Task to carry out: Print each line of the listing once more, precisely as given.
══ Exercise data
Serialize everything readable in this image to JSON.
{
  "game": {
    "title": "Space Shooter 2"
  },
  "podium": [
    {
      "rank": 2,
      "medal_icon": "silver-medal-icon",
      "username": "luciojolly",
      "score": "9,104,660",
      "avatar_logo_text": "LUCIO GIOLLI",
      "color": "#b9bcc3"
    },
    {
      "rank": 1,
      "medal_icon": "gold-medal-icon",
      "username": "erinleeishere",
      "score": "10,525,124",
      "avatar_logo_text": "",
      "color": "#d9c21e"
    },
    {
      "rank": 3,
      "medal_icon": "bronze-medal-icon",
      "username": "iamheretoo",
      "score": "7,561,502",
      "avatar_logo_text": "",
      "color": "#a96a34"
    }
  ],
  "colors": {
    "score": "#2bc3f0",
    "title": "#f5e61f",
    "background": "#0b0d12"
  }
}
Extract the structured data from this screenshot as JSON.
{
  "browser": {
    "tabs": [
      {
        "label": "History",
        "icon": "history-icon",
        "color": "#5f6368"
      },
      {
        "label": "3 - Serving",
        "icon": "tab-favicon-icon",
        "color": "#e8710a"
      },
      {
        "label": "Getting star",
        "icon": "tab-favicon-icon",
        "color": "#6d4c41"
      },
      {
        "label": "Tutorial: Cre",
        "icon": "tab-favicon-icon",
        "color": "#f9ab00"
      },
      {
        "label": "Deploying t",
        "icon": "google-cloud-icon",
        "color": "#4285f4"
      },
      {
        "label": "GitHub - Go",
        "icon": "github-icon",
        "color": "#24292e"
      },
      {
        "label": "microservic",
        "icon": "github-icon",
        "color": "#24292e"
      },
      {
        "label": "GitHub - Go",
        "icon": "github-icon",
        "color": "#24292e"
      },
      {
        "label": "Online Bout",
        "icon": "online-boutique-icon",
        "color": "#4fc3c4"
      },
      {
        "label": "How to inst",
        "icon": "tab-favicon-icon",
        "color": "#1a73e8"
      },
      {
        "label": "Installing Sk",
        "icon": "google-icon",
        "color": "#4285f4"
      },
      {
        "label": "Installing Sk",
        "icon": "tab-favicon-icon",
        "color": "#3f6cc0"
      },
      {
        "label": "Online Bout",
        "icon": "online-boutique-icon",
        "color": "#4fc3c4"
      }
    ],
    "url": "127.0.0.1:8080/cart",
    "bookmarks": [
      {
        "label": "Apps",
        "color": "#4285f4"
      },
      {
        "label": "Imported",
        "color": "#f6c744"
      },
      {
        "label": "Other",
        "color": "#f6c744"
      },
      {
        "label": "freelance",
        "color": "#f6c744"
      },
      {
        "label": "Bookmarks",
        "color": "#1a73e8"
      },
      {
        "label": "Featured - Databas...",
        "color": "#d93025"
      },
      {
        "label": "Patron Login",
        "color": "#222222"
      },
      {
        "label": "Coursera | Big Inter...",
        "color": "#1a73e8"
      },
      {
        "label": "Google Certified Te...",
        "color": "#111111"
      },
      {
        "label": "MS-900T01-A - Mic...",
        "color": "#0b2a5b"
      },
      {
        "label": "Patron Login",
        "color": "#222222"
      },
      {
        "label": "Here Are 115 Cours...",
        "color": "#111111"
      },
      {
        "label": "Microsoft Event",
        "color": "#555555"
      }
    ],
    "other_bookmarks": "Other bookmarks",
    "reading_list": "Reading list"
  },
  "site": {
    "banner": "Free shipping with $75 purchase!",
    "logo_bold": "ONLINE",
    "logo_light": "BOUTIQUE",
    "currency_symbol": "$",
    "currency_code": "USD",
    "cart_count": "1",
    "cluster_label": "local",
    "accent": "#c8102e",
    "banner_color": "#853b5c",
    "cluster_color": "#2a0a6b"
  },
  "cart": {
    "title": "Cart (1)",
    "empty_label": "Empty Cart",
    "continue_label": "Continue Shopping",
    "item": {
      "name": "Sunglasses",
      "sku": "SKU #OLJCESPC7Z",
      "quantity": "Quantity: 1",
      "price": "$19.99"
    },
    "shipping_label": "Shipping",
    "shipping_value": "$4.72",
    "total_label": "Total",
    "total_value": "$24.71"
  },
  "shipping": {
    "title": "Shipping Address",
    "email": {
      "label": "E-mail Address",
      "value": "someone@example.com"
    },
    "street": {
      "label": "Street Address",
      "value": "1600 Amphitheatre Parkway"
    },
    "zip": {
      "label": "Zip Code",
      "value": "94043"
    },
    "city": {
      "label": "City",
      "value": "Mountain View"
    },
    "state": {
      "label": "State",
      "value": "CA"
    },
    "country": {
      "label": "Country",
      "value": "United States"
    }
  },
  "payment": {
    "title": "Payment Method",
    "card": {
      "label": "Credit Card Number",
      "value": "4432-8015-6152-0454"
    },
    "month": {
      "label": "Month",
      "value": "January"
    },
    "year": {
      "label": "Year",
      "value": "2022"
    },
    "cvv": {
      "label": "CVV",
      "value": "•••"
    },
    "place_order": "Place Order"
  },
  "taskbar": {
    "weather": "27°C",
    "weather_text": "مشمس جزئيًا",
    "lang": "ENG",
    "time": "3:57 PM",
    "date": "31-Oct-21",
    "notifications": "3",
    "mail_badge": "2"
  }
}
════
Written response:
Serialize everything readable in this image to JSON.
{
  "game": {
    "title": "Space Shooter 2"
  },
  "podium": [
    {
      "rank": 2,
      "medal_icon": "silver-medal-icon",
      "username": "luciojolly",
      "score": "9,104,660",
      "avatar_logo_text": "LUCIO GIOLLI",
      "color": "#b9bcc3"
    },
    {
      "rank": 1,
      "medal_icon": "gold-medal-icon",
      "username": "erinleeishere",
      "score": "10,525,124",
      "avatar_logo_text": "",
      "color": "#d9c21e"
    },
    {
      "rank": 3,
      "medal_icon": "bronze-medal-icon",
      "username": "iamheretoo",
      "score": "7,561,502",
      "avatar_logo_text": "",
      "color": "#a96a34"
    }
  ],
  "colors": {
    "score": "#2bc3f0",
    "title": "#f5e61f",
    "background": "#0b0d12"
  }
}
Extract the structured data from this screenshot as JSON.
{
  "browser": {
    "tabs": [
      {
        "label": "History",
        "icon": "history-icon",
        "color": "#5f6368"
      },
      {
        "label": "3 - Serving",
        "icon": "tab-favicon-icon",
        "color": "#e8710a"
      },
      {
        "label": "Getting star",
        "icon": "tab-favicon-icon",
        "color": "#6d4c41"
      },
      {
        "label": "Tutorial: Cre",
        "icon": "tab-favicon-icon",
        "color": "#f9ab00"
      },
      {
        "label": "Deploying t",
        "icon": "google-cloud-icon",
        "color": "#4285f4"
      },
      {
        "label": "GitHub - Go",
        "icon": "github-icon",
        "color": "#24292e"
      },
      {
        "label": "microservic",
        "icon": "github-icon",
        "color": "#24292e"
      },
      {
        "label": "GitHub - Go",
        "icon": "github-icon",
        "color": "#24292e"
      },
      {
        "label": "Online Bout",
        "icon": "online-boutique-icon",
        "color": "#4fc3c4"
      },
      {
        "label": "How to inst",
        "icon": "tab-favicon-icon",
        "color": "#1a73e8"
      },
      {
        "label": "Installing Sk",
        "icon": "google-icon",
        "color": "#4285f4"
      },
      {
        "label": "Installing Sk",
        "icon": "tab-favicon-icon",
        "color": "#3f6cc0"
      },
      {
        "label": "Online Bout",
        "icon": "online-boutique-icon",
        "color": "#4fc3c4"
      }
    ],
    "url": "127.0.0.1:8080/cart",
    "bookmarks": [
      {
        "label": "Apps",
        "color": "#4285f4"
      },
      {
        "label": "Imported",
        "color": "#f6c744"
      },
      {
        "label": "Other",
        "color": "#f6c744"
      },
      {
        "label": "freelance",
        "color": "#f6c744"
      },
      {
        "label": "Bookmarks",
        "color": "#1a73e8"
      },
      {
        "label": "Featured - Databas...",
        "color": "#d93025"
      },
      {
        "label": "Patron Login",
        "color": "#222222"
      },
      {
        "label": "Coursera | Big Inter...",
        "color": "#1a73e8"
      },
      {
        "label": "Google Certified Te...",
        "color": "#111111"
      },
      {
        "label": "MS-900T01-A - Mic...",
        "color": "#0b2a5b"
      },
      {
        "label": "Patron Login",
        "color": "#222222"
      },
      {
        "label": "Here Are 115 Cours...",
        "color": "#111111"
      },
      {
        "label": "Microsoft Event",
        "color": "#555555"
      }
    ],
    "other_bookmarks": "Other bookmarks",
    "reading_list": "Reading list"
  },
  "site": {
    "banner": "Free shipping with $75 purchase!",
    "logo_bold": "ONLINE",
    "logo_light": "BOUTIQUE",
    "currency_symbol": "$",
    "currency_code": "USD",
    "cart_count": "1",
    "cluster_label": "local",
    "accent": "#c8102e",
    "banner_color": "#853b5c",
    "cluster_color": "#2a0a6b"
  },
  "cart": {
    "title": "Cart (1)",
    "empty_label": "Empty Cart",
    "continue_label": "Continue Shopping",
    "item": {
      "name": "Sunglasses",
      "sku": "SKU #OLJCESPC7Z",
      "quantity": "Quantity: 1",
      "price": "$19.99"
    },
    "shipping_label": "Shipping",
    "shipping_value": "$4.72",
    "total_label": "Total",
    "total_value": "$24.71"
  },
  "shipping": {
    "title": "Shipping Address",
    "email": {
      "label": "E-mail Address",
      "value": "someone@example.com"
    },
    "street": {
      "label": "Street Address",
      "value": "1600 Amphitheatre Parkway"
    },
    "zip": {
      "label": "Zip Code",
      "value": "94043"
    },
    "city": {
      "label": "City",
      "value": "Mountain View"
    },
    "state": {
      "label": "State",
      "value": "CA"
    },
    "country": {
      "label": "Country",
      "value": "United States"
    }
  },
  "payment": {
    "title": "Payment Method",
    "card": {
      "label": "Credit Card Number",
      "value": "4432-8015-6152-0454"
    },
    "month": {
      "label": "Month",
      "value": "January"
    },
    "year": {
      "label": "Year",
      "value": "2022"
    },
    "cvv": {
      "label": "CVV",
      "value": "•••"
    },
    "place_order": "Place Order"
  },
  "taskbar": {
    "weather": "27°C",
    "weather_text": "مشمس جزئيًا",
    "lang": "ENG",
    "time": "3:57 PM",
    "date": "31-Oct-21",
    "notifications": "3",
    "mail_badge": "2"
  }
}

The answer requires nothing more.